* What is expected
Skip any picture you find and retype all the remaining lines exactly.
═════ Task data
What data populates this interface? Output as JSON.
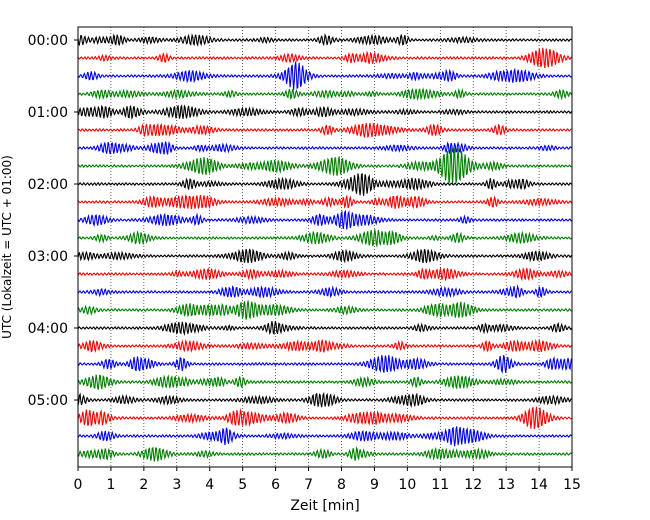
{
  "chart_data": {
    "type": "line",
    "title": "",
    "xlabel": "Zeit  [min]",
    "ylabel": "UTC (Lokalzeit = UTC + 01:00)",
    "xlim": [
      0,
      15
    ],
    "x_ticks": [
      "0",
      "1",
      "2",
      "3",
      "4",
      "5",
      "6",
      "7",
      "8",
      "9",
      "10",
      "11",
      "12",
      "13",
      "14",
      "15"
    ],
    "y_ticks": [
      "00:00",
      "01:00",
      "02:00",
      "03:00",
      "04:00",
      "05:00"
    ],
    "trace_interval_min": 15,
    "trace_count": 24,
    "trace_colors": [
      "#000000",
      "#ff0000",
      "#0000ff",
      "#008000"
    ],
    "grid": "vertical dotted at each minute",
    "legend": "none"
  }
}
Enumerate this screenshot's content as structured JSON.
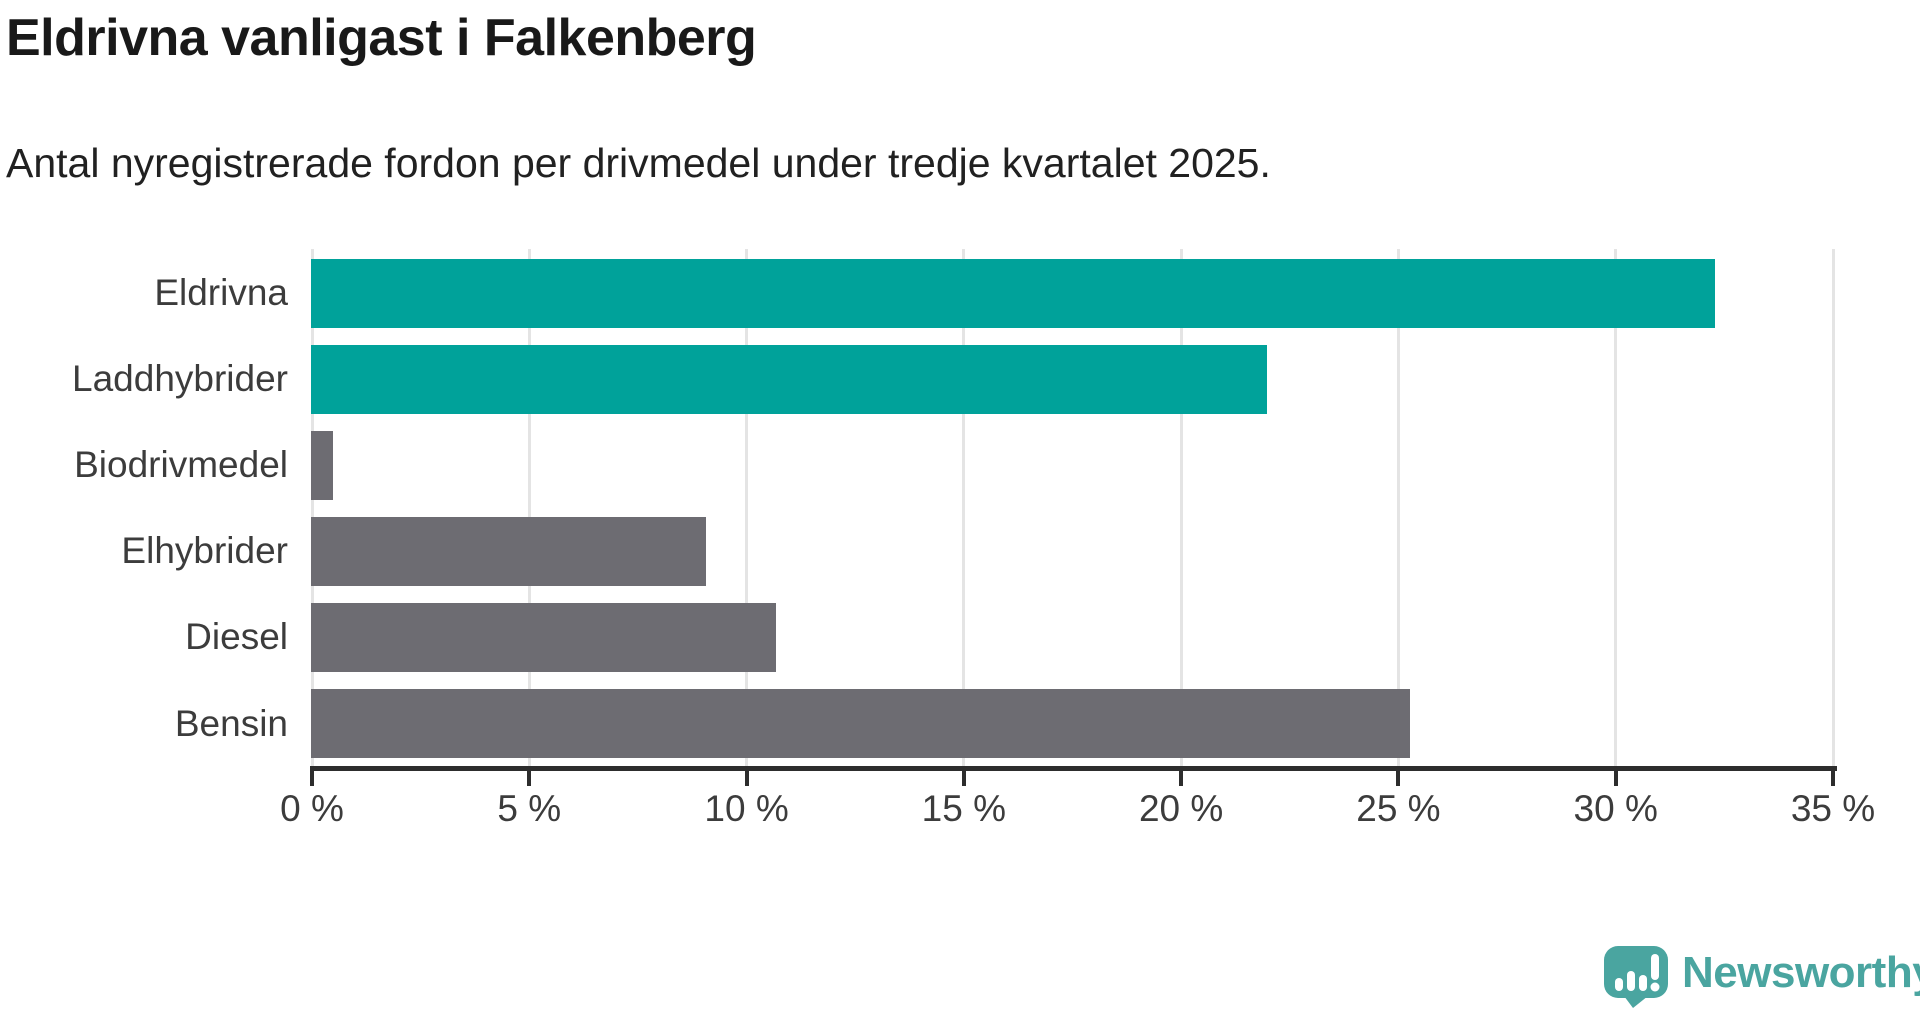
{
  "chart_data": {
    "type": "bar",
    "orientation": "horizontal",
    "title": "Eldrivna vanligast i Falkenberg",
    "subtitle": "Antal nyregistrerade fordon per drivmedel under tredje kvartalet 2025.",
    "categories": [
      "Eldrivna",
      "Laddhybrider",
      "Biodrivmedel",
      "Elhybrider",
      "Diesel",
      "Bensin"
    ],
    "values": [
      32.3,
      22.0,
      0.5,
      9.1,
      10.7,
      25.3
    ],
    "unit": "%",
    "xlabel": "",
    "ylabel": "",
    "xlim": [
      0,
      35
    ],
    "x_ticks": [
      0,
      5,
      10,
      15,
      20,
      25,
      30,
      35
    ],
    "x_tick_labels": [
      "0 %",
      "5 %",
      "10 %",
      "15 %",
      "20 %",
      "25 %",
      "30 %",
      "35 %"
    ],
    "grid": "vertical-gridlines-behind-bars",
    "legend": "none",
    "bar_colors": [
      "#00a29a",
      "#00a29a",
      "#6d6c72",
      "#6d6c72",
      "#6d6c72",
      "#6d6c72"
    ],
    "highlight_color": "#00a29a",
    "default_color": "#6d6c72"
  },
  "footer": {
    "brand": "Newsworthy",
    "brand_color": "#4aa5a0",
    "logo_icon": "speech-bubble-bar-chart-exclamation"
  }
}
══════════
* Full solution
What data populates this interface? Output as JSON.
{
  "chart_data": {
    "type": "line",
    "title": "",
    "xlabel": "Zeit  [min]",
    "ylabel": "UTC (Lokalzeit = UTC + 01:00)",
    "xlim": [
      0,
      15
    ],
    "x_ticks": [
      "0",
      "1",
      "2",
      "3",
      "4",
      "5",
      "6",
      "7",
      "8",
      "9",
      "10",
      "11",
      "12",
      "13",
      "14",
      "15"
    ],
    "y_ticks": [
      "00:00",
      "01:00",
      "02:00",
      "03:00",
      "04:00",
      "05:00"
    ],
    "trace_interval_min": 15,
    "trace_count": 24,
    "trace_colors": [
      "#000000",
      "#ff0000",
      "#0000ff",
      "#008000"
    ],
    "grid": "vertical dotted at each minute",
    "legend": "none"
  }
}
Enumerate this screenshot's content as structured JSON.
{
  "chart_data": {
    "type": "bar",
    "orientation": "horizontal",
    "title": "Eldrivna vanligast i Falkenberg",
    "subtitle": "Antal nyregistrerade fordon per drivmedel under tredje kvartalet 2025.",
    "categories": [
      "Eldrivna",
      "Laddhybrider",
      "Biodrivmedel",
      "Elhybrider",
      "Diesel",
      "Bensin"
    ],
    "values": [
      32.3,
      22.0,
      0.5,
      9.1,
      10.7,
      25.3
    ],
    "unit": "%",
    "xlabel": "",
    "ylabel": "",
    "xlim": [
      0,
      35
    ],
    "x_ticks": [
      0,
      5,
      10,
      15,
      20,
      25,
      30,
      35
    ],
    "x_tick_labels": [
      "0 %",
      "5 %",
      "10 %",
      "15 %",
      "20 %",
      "25 %",
      "30 %",
      "35 %"
    ],
    "grid": "vertical-gridlines-behind-bars",
    "legend": "none",
    "bar_colors": [
      "#00a29a",
      "#00a29a",
      "#6d6c72",
      "#6d6c72",
      "#6d6c72",
      "#6d6c72"
    ],
    "highlight_color": "#00a29a",
    "default_color": "#6d6c72"
  },
  "footer": {
    "brand": "Newsworthy",
    "brand_color": "#4aa5a0",
    "logo_icon": "speech-bubble-bar-chart-exclamation"
  }
}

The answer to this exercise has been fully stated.